--- Start Material for this exercise ---
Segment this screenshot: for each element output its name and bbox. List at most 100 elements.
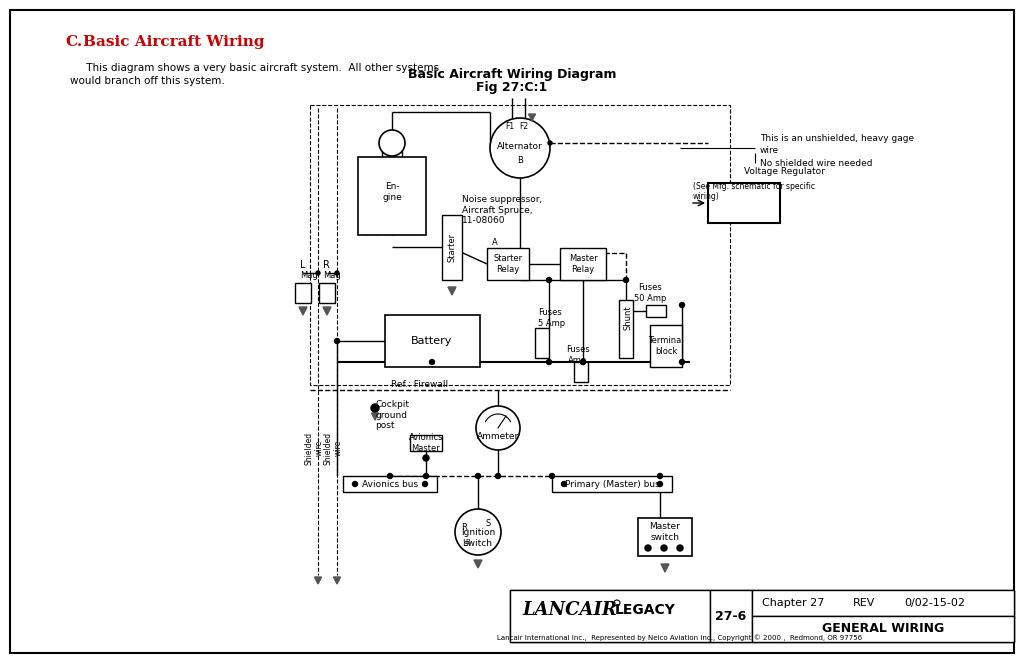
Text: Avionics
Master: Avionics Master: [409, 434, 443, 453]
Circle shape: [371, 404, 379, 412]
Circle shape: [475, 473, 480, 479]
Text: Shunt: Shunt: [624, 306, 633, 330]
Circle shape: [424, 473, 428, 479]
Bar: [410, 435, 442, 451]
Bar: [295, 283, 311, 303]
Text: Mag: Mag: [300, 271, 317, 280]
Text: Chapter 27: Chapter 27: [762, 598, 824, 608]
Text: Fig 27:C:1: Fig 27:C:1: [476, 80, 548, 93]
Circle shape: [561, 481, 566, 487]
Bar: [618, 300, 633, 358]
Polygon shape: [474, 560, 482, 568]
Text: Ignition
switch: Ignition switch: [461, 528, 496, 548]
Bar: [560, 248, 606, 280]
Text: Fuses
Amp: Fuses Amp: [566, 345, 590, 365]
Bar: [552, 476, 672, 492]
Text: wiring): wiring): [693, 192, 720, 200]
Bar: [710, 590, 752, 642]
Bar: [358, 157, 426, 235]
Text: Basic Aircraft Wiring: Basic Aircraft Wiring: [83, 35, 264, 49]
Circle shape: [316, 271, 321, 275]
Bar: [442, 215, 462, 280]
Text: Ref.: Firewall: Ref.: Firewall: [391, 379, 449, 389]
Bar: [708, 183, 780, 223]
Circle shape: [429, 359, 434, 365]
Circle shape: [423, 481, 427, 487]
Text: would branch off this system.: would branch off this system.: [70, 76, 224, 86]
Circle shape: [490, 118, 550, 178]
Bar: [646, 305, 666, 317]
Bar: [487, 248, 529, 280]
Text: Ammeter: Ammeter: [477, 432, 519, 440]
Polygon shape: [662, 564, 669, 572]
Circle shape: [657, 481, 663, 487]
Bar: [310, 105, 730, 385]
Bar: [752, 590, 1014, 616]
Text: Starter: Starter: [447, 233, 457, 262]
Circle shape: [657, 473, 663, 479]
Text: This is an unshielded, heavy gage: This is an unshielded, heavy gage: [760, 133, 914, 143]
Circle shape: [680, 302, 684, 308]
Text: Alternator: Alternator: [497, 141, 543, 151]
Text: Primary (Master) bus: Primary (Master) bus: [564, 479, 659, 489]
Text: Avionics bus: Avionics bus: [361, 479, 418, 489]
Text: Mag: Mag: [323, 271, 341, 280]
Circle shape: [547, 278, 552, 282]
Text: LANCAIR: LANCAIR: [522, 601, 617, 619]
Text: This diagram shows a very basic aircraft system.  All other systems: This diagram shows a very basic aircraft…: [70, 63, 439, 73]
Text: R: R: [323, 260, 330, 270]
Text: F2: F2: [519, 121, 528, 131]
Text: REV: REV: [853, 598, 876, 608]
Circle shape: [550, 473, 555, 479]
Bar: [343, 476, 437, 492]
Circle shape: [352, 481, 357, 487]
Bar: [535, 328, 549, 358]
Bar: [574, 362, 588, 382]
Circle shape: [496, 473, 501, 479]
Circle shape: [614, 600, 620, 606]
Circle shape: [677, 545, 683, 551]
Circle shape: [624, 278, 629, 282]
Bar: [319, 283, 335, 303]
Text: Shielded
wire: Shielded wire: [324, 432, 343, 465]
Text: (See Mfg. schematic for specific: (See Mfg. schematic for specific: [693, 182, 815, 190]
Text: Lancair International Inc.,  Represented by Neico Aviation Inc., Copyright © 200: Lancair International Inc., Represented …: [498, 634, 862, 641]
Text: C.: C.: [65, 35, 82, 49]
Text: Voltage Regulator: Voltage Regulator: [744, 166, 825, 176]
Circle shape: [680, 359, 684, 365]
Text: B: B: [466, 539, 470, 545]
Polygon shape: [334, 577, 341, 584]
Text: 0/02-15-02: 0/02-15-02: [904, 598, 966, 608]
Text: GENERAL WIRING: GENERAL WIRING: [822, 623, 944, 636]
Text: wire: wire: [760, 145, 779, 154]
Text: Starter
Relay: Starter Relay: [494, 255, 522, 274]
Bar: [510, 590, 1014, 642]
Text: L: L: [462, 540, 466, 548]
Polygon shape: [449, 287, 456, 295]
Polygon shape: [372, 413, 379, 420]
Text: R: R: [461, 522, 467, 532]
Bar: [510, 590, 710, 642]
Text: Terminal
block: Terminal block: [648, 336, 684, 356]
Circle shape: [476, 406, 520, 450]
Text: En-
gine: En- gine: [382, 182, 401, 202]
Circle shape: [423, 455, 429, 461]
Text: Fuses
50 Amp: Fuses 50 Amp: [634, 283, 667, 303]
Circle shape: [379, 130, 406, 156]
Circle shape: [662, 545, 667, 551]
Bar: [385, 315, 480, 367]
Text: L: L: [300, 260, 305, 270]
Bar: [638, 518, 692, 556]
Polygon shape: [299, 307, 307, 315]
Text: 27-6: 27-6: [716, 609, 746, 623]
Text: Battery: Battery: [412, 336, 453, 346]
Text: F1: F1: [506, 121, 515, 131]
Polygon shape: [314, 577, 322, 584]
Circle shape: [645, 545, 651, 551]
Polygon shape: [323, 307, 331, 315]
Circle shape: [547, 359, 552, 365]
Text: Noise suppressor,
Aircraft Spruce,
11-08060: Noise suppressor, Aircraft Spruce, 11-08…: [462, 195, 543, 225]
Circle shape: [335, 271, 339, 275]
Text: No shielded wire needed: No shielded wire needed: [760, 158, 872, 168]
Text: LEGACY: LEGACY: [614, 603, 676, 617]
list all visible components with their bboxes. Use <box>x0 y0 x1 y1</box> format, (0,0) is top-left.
--- End Material for this exercise ---
[What is needed]:
Count the lines of the records above that contain the word "Terminal", and give only that number.

[Answer to the exercise]:
2